_Information supplied_
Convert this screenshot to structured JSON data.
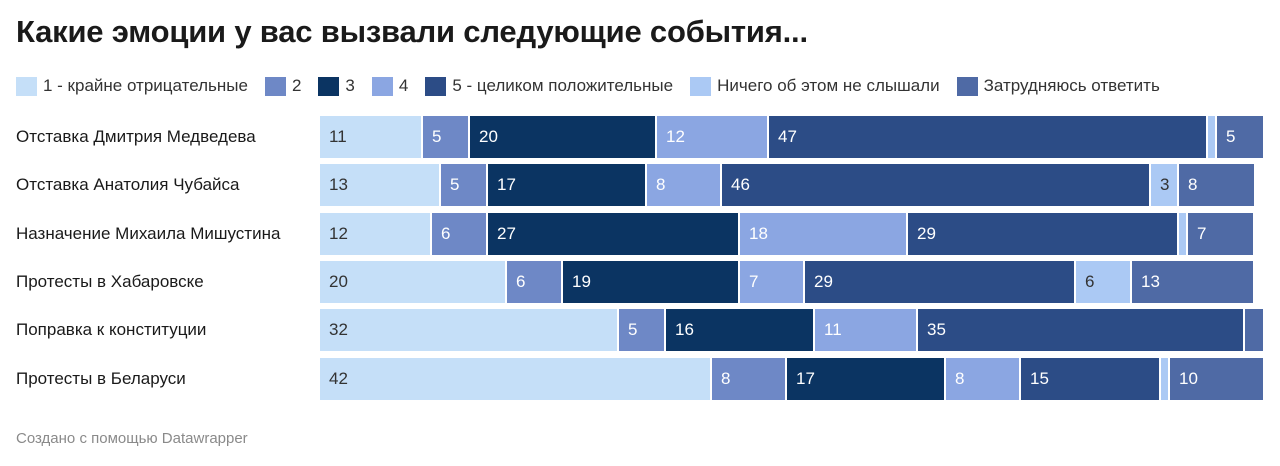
{
  "title": "Какие эмоции у вас вызвали следующие события...",
  "footer": "Создано с помощью Datawrapper",
  "chart_data": {
    "type": "bar",
    "orientation": "horizontal",
    "stacked": true,
    "title": "Какие эмоции у вас вызвали следующие события...",
    "categories": [
      "Отставка Дмитрия Медведева",
      "Отставка Анатолия Чубайса",
      "Назначение Михаила Мишустина",
      "Протесты в Хабаровске",
      "Поправка к конституции",
      "Протесты в Беларуси"
    ],
    "series": [
      {
        "name": "1 - крайне отрицательные",
        "color": "#c5dff8",
        "text_color": "#333333",
        "values": [
          11,
          13,
          12,
          20,
          32,
          42
        ]
      },
      {
        "name": "2",
        "color": "#6e88c6",
        "text_color": "#ffffff",
        "values": [
          5,
          5,
          6,
          6,
          5,
          8
        ]
      },
      {
        "name": "3",
        "color": "#0b3462",
        "text_color": "#ffffff",
        "values": [
          20,
          17,
          27,
          19,
          16,
          17
        ]
      },
      {
        "name": "4",
        "color": "#8ba6e2",
        "text_color": "#ffffff",
        "values": [
          12,
          8,
          18,
          7,
          11,
          8
        ]
      },
      {
        "name": "5 - целиком положительные",
        "color": "#2c4c86",
        "text_color": "#ffffff",
        "values": [
          47,
          46,
          29,
          29,
          35,
          15
        ]
      },
      {
        "name": "Ничего об этом не слышали",
        "color": "#abc9f4",
        "text_color": "#333333",
        "values": [
          1,
          3,
          1,
          6,
          0,
          1
        ]
      },
      {
        "name": "Затрудняюсь ответить",
        "color": "#4f6aa5",
        "text_color": "#ffffff",
        "values": [
          5,
          8,
          7,
          13,
          2,
          10
        ]
      }
    ],
    "value_labels": [
      [
        "11",
        "5",
        "20",
        "12",
        "47",
        "",
        "5"
      ],
      [
        "13",
        "5",
        "17",
        "8",
        "46",
        "3",
        "8"
      ],
      [
        "12",
        "6",
        "27",
        "18",
        "29",
        "",
        "7"
      ],
      [
        "20",
        "6",
        "19",
        "7",
        "29",
        "6",
        "13"
      ],
      [
        "32",
        "5",
        "16",
        "11",
        "35",
        "",
        ""
      ],
      [
        "42",
        "8",
        "17",
        "8",
        "15",
        "",
        "10"
      ]
    ],
    "xlim": [
      0,
      101
    ]
  }
}
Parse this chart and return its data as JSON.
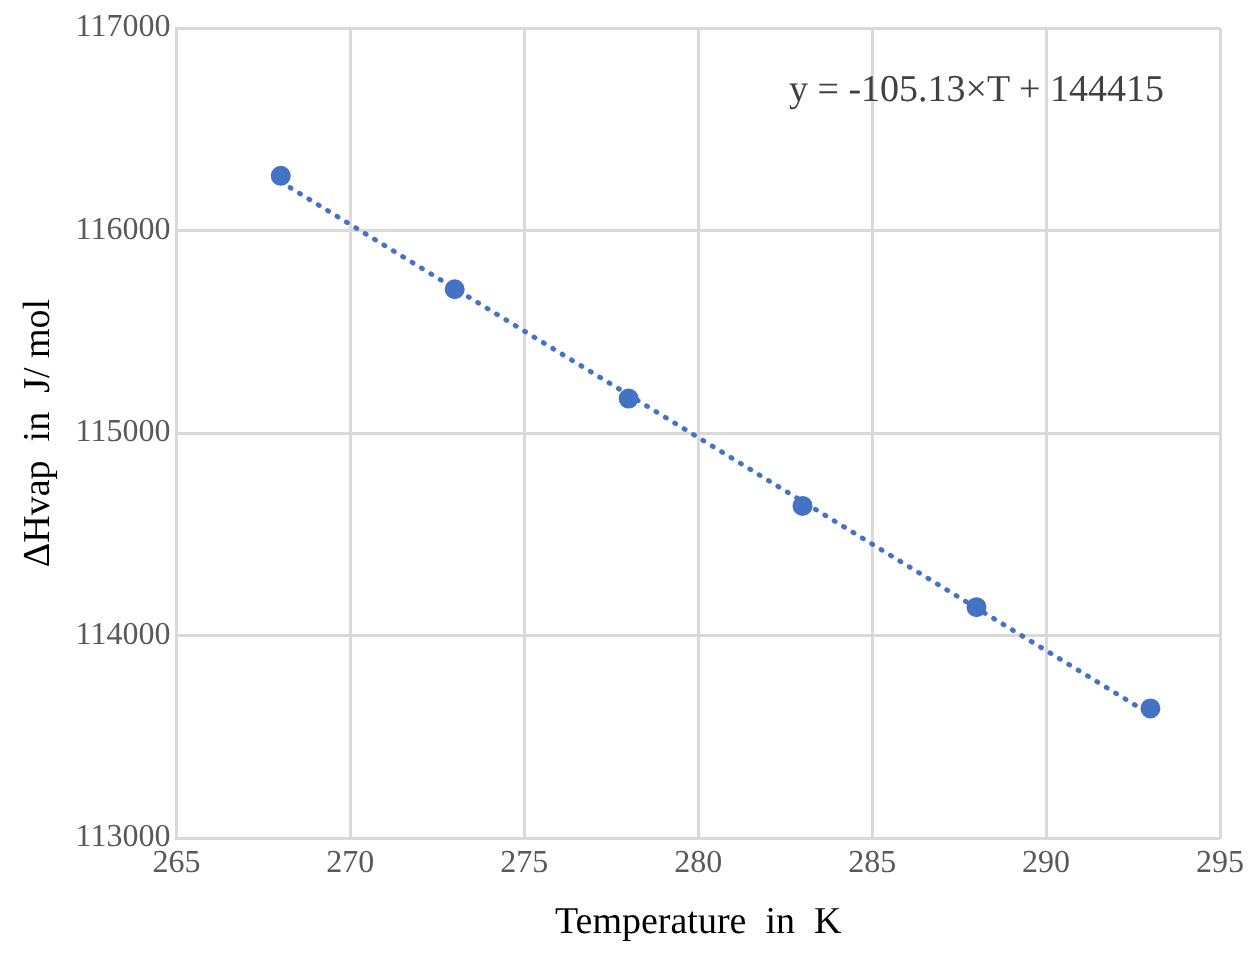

_Task_
Pictures are to be left out; repeat all the remaining data exactly.

_Exercise answer_
Convert this screenshot to structured JSON data.
{
  "title": "Какие эмоции у вас вызвали следующие события...",
  "footer": "Создано с помощью Datawrapper",
  "chart_data": {
    "type": "bar",
    "orientation": "horizontal",
    "stacked": true,
    "title": "Какие эмоции у вас вызвали следующие события...",
    "categories": [
      "Отставка Дмитрия Медведева",
      "Отставка Анатолия Чубайса",
      "Назначение Михаила Мишустина",
      "Протесты в Хабаровске",
      "Поправка к конституции",
      "Протесты в Беларуси"
    ],
    "series": [
      {
        "name": "1 - крайне отрицательные",
        "color": "#c5dff8",
        "text_color": "#333333",
        "values": [
          11,
          13,
          12,
          20,
          32,
          42
        ]
      },
      {
        "name": "2",
        "color": "#6e88c6",
        "text_color": "#ffffff",
        "values": [
          5,
          5,
          6,
          6,
          5,
          8
        ]
      },
      {
        "name": "3",
        "color": "#0b3462",
        "text_color": "#ffffff",
        "values": [
          20,
          17,
          27,
          19,
          16,
          17
        ]
      },
      {
        "name": "4",
        "color": "#8ba6e2",
        "text_color": "#ffffff",
        "values": [
          12,
          8,
          18,
          7,
          11,
          8
        ]
      },
      {
        "name": "5 - целиком положительные",
        "color": "#2c4c86",
        "text_color": "#ffffff",
        "values": [
          47,
          46,
          29,
          29,
          35,
          15
        ]
      },
      {
        "name": "Ничего об этом не слышали",
        "color": "#abc9f4",
        "text_color": "#333333",
        "values": [
          1,
          3,
          1,
          6,
          0,
          1
        ]
      },
      {
        "name": "Затрудняюсь ответить",
        "color": "#4f6aa5",
        "text_color": "#ffffff",
        "values": [
          5,
          8,
          7,
          13,
          2,
          10
        ]
      }
    ],
    "value_labels": [
      [
        "11",
        "5",
        "20",
        "12",
        "47",
        "",
        "5"
      ],
      [
        "13",
        "5",
        "17",
        "8",
        "46",
        "3",
        "8"
      ],
      [
        "12",
        "6",
        "27",
        "18",
        "29",
        "",
        "7"
      ],
      [
        "20",
        "6",
        "19",
        "7",
        "29",
        "6",
        "13"
      ],
      [
        "32",
        "5",
        "16",
        "11",
        "35",
        "",
        ""
      ],
      [
        "42",
        "8",
        "17",
        "8",
        "15",
        "",
        "10"
      ]
    ],
    "xlim": [
      0,
      101
    ]
  }
}
Parse this chart and return its data as JSON.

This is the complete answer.